▶ **STORED ROWS**:
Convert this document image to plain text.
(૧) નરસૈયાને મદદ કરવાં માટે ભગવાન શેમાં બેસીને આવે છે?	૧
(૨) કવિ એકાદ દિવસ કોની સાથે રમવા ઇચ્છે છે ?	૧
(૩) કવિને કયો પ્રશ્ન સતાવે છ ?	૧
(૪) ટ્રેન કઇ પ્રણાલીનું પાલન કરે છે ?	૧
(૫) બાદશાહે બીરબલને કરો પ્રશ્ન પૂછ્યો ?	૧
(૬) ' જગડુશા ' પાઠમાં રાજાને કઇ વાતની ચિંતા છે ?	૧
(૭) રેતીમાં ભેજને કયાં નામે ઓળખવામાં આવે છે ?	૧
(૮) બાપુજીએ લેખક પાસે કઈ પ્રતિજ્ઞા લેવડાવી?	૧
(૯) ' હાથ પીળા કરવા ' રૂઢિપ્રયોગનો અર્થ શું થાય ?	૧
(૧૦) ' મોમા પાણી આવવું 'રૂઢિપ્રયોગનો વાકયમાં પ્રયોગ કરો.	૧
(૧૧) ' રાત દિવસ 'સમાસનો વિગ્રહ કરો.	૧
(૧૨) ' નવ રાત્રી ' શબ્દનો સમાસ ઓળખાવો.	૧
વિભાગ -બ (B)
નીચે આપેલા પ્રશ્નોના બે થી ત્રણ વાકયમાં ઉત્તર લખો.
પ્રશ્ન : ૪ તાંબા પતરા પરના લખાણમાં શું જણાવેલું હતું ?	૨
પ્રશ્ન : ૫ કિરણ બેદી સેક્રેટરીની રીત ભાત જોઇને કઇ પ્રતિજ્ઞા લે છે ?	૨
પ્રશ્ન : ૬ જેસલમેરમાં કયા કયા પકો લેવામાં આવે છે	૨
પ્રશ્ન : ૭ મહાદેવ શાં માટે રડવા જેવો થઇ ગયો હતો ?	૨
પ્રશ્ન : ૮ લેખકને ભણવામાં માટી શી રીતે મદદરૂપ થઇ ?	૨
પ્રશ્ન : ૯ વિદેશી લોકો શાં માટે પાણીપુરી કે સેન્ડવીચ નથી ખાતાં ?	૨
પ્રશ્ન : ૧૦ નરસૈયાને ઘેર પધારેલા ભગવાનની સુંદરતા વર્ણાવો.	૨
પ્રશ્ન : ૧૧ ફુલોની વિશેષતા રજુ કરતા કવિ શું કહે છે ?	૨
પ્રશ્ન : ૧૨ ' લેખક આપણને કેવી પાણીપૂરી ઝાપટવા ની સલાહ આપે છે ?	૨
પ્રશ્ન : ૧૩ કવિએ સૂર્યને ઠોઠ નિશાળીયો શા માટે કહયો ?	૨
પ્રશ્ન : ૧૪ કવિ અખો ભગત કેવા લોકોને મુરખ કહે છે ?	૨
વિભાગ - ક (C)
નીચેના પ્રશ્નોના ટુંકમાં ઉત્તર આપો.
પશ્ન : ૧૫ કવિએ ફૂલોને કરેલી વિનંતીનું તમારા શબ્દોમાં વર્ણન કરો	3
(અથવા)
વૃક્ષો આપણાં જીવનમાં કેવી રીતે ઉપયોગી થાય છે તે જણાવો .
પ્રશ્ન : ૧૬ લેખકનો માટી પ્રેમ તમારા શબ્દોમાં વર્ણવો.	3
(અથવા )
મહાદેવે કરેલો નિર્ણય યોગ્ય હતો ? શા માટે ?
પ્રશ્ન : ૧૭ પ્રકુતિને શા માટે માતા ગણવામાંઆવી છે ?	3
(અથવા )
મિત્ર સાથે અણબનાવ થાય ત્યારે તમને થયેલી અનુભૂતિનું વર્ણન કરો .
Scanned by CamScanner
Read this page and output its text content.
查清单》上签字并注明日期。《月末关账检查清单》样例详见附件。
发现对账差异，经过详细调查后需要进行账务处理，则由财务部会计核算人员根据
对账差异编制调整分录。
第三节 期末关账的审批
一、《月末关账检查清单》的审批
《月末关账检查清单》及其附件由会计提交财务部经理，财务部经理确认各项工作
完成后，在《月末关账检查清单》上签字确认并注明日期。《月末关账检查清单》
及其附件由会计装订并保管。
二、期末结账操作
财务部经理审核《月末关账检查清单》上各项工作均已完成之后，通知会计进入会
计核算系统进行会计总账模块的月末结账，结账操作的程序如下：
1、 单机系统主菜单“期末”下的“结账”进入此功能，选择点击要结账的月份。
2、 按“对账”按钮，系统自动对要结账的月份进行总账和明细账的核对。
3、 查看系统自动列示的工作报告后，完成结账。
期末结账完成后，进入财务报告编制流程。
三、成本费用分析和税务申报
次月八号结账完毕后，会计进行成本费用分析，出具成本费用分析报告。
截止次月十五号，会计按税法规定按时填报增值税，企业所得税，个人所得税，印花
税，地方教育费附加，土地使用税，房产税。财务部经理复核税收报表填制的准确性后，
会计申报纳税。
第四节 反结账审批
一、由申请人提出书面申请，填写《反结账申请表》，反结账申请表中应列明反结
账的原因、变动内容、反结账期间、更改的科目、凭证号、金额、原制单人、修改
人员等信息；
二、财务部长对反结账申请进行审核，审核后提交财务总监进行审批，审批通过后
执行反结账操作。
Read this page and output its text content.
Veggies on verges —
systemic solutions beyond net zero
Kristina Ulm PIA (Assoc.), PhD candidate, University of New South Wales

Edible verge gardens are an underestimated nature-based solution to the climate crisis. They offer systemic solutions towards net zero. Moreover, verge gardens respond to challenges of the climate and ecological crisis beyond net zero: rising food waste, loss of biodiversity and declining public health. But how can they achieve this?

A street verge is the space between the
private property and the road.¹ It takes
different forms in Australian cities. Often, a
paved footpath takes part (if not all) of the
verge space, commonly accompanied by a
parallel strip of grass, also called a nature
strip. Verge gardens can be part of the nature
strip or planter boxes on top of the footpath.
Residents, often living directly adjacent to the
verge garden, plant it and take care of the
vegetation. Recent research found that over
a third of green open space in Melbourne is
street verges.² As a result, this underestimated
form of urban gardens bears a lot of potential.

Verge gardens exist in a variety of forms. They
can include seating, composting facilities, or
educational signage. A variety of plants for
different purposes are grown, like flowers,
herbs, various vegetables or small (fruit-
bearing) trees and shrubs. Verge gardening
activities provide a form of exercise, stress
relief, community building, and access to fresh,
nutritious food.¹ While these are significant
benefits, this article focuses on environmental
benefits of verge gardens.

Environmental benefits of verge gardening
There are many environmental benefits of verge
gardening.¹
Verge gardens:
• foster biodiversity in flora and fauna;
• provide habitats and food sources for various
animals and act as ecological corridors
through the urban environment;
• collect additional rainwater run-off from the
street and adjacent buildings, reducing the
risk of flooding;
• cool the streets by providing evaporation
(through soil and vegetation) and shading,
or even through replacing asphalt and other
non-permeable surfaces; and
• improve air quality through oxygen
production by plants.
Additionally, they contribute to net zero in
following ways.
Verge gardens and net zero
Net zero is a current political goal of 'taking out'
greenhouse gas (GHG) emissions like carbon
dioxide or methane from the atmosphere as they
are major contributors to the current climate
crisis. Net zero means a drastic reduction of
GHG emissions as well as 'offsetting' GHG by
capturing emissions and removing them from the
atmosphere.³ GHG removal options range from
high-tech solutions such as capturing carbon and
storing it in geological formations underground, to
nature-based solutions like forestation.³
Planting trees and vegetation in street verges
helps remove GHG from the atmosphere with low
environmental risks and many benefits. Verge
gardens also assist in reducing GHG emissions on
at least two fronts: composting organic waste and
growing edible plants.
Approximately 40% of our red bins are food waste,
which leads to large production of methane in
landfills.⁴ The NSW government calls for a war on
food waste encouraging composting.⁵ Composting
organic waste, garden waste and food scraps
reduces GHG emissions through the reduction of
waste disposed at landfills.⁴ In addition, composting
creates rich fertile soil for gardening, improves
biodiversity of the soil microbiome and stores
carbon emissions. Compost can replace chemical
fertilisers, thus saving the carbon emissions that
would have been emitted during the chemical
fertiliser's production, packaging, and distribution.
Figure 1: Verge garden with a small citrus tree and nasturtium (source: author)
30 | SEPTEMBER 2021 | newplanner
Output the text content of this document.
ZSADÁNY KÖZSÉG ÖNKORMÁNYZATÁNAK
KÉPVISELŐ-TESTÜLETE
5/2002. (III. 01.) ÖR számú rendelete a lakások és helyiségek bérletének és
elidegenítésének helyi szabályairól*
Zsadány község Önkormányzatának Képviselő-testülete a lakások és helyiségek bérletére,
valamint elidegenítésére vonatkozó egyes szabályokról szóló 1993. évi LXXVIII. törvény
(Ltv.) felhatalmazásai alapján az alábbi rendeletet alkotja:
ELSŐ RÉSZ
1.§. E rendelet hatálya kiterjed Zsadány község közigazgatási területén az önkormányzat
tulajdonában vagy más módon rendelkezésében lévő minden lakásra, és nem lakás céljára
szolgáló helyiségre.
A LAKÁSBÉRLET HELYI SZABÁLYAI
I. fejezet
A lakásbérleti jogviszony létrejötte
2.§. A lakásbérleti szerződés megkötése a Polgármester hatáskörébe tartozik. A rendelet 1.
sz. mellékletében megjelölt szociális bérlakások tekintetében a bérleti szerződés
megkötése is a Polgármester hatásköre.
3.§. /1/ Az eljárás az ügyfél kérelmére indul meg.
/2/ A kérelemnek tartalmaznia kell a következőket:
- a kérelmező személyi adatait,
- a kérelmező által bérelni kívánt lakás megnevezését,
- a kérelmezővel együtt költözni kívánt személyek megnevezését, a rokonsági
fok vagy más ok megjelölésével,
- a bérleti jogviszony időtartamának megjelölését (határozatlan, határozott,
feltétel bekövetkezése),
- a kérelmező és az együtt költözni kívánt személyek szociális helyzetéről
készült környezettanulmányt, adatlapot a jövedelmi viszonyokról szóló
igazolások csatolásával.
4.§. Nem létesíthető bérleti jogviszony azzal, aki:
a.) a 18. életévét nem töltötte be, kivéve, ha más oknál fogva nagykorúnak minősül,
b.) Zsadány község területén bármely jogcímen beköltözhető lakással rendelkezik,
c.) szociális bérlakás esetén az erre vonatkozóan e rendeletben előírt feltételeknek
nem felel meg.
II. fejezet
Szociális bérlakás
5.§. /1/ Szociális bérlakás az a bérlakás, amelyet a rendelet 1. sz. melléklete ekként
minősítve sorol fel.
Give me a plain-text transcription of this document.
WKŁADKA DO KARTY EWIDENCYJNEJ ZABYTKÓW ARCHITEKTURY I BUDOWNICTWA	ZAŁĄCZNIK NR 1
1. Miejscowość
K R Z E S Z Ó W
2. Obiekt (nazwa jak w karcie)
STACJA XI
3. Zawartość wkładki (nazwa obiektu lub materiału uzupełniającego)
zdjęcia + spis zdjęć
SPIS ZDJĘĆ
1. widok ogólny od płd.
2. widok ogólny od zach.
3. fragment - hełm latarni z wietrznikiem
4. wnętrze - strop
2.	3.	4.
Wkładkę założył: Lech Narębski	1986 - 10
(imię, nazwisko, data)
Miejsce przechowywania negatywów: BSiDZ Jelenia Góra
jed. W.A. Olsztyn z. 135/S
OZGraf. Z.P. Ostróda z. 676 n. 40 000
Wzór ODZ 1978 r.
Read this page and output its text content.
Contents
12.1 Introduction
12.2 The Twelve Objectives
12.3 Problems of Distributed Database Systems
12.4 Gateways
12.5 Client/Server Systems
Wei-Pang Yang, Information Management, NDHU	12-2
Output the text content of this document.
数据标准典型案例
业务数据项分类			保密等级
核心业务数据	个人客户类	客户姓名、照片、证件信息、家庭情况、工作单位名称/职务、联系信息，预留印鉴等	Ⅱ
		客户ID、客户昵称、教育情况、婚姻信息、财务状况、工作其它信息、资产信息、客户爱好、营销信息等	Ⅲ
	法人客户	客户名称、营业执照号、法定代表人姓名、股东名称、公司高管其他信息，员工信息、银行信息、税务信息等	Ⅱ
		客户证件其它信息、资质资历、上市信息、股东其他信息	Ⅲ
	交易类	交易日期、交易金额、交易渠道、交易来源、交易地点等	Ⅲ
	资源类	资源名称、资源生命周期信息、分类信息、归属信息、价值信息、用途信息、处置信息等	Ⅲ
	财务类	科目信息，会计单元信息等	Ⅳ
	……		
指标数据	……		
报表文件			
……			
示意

▶ **THE TASK**: Copy out every line of the listing that contains the string "emissions".

▶ **EXPECTED ANSWER**:
greenhouse gas (GHG) emissions like carbon
GHG emissions as well as 'offsetting' GHG by
capturing emissions and removing them from the
gardens also assist in reducing GHG emissions on
reduces GHG emissions through the reduction of
carbon emissions. Compost can replace chemical
fertilisers, thus saving the carbon emissions that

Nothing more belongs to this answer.